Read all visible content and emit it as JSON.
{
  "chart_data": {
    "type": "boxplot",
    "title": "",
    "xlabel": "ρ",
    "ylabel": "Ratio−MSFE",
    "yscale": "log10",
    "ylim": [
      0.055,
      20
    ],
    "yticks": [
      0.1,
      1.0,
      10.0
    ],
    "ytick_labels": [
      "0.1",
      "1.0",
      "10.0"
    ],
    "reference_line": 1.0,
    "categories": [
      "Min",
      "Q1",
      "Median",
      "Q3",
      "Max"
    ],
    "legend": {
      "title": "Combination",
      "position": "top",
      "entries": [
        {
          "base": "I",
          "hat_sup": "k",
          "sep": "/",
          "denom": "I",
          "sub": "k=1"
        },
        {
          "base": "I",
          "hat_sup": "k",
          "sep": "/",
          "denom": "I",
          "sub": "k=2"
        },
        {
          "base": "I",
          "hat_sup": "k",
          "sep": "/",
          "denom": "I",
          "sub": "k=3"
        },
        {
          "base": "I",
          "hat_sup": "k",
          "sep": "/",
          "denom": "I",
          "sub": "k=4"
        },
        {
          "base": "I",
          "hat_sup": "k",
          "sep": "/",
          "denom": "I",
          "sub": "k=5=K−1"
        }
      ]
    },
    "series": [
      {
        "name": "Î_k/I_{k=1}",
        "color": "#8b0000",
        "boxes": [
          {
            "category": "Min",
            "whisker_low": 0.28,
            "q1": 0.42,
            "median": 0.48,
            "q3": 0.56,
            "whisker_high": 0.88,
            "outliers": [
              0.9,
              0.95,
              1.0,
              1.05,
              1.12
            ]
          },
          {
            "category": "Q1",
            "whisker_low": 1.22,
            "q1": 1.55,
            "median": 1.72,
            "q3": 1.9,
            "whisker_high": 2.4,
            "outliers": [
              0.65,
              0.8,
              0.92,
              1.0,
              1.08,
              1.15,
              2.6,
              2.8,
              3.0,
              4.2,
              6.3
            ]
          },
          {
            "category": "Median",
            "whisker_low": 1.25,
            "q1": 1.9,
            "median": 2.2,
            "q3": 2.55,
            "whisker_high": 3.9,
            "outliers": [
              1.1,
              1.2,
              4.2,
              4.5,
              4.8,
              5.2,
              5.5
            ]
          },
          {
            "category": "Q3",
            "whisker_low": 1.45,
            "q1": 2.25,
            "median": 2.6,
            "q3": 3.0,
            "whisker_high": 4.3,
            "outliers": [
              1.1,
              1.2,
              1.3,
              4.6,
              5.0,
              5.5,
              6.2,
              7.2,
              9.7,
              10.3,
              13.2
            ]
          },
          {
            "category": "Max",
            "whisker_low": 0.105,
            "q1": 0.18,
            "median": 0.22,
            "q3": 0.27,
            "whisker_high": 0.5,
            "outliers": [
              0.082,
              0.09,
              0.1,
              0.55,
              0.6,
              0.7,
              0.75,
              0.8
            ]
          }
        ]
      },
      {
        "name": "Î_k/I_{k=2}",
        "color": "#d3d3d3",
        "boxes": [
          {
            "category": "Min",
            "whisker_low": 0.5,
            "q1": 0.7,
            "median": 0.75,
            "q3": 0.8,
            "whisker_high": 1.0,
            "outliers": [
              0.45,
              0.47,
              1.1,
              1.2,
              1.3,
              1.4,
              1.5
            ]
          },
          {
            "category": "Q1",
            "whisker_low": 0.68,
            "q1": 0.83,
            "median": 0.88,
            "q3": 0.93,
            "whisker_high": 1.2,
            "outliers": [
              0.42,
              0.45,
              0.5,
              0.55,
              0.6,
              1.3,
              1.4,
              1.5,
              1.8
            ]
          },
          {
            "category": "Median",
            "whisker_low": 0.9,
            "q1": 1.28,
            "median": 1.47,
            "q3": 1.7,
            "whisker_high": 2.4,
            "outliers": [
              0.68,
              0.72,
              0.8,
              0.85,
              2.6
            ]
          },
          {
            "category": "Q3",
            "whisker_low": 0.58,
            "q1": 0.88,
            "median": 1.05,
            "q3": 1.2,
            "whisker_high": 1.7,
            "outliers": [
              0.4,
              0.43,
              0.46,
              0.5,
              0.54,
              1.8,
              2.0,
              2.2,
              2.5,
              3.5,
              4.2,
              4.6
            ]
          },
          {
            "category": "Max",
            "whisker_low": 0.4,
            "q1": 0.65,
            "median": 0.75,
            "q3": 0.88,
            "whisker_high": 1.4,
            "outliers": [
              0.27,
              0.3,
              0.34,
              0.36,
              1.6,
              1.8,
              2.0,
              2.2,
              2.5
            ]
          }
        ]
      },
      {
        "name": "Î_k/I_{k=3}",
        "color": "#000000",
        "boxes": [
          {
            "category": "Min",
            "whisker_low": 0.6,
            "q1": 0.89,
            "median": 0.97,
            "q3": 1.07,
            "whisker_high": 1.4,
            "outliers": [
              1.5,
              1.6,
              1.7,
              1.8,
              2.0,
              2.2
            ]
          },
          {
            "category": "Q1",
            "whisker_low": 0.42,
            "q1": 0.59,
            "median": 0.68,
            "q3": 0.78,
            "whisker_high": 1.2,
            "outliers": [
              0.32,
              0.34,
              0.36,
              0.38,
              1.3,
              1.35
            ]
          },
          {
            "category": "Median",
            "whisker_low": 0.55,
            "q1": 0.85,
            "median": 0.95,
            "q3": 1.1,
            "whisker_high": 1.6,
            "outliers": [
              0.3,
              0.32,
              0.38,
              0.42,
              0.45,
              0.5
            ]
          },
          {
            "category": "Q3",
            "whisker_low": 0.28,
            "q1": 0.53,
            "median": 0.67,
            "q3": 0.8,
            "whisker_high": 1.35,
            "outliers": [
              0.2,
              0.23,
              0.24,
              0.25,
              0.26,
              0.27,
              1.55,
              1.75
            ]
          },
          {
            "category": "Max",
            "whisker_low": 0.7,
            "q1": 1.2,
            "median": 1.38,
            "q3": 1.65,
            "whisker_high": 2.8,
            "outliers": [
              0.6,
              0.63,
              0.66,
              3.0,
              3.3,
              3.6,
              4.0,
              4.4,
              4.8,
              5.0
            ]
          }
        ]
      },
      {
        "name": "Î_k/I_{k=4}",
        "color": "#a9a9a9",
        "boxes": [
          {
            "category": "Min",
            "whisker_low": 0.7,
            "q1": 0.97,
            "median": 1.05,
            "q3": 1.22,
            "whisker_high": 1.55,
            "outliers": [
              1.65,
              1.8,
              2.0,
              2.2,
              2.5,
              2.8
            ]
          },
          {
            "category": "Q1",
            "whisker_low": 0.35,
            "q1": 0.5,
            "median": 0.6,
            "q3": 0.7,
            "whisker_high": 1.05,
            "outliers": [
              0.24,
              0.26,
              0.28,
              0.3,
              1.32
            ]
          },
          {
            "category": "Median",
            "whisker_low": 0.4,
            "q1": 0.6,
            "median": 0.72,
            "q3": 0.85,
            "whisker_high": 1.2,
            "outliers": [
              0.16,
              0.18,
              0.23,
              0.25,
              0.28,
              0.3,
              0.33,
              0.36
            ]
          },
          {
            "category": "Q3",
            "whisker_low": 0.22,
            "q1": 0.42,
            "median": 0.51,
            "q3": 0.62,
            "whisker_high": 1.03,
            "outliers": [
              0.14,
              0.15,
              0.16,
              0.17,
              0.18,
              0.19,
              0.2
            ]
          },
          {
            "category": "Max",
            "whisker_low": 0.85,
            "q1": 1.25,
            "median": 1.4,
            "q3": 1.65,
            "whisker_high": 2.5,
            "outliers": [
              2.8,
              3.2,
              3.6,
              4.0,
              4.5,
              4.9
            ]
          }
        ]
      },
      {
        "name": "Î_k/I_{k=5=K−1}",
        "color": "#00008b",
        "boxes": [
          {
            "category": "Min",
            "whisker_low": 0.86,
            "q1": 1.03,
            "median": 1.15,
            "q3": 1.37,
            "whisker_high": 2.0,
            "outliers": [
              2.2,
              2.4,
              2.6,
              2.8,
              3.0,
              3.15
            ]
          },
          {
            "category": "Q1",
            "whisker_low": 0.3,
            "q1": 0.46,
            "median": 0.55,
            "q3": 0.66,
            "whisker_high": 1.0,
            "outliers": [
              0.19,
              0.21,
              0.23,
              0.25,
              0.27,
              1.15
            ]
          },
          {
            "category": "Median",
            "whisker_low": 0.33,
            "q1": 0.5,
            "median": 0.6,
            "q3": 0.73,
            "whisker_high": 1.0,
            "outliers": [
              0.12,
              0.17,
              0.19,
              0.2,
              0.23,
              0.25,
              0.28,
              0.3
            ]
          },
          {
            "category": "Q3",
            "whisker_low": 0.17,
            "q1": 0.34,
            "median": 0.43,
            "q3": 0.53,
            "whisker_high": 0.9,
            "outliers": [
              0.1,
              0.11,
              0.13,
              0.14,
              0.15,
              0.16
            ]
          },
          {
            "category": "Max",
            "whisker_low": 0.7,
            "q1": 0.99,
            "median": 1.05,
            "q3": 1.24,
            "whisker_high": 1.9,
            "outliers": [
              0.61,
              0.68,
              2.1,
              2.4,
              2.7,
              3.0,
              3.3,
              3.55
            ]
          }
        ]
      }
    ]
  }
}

### DESCRIPTION OF THE TASK
Show every line from the entries above in which the word "name" appears.

### ANSWER TO THE TASK
        "name": "Î_k/I_{k=1}",
        "name": "Î_k/I_{k=2}",
        "name": "Î_k/I_{k=3}",
        "name": "Î_k/I_{k=4}",
        "name": "Î_k/I_{k=5=K−1}",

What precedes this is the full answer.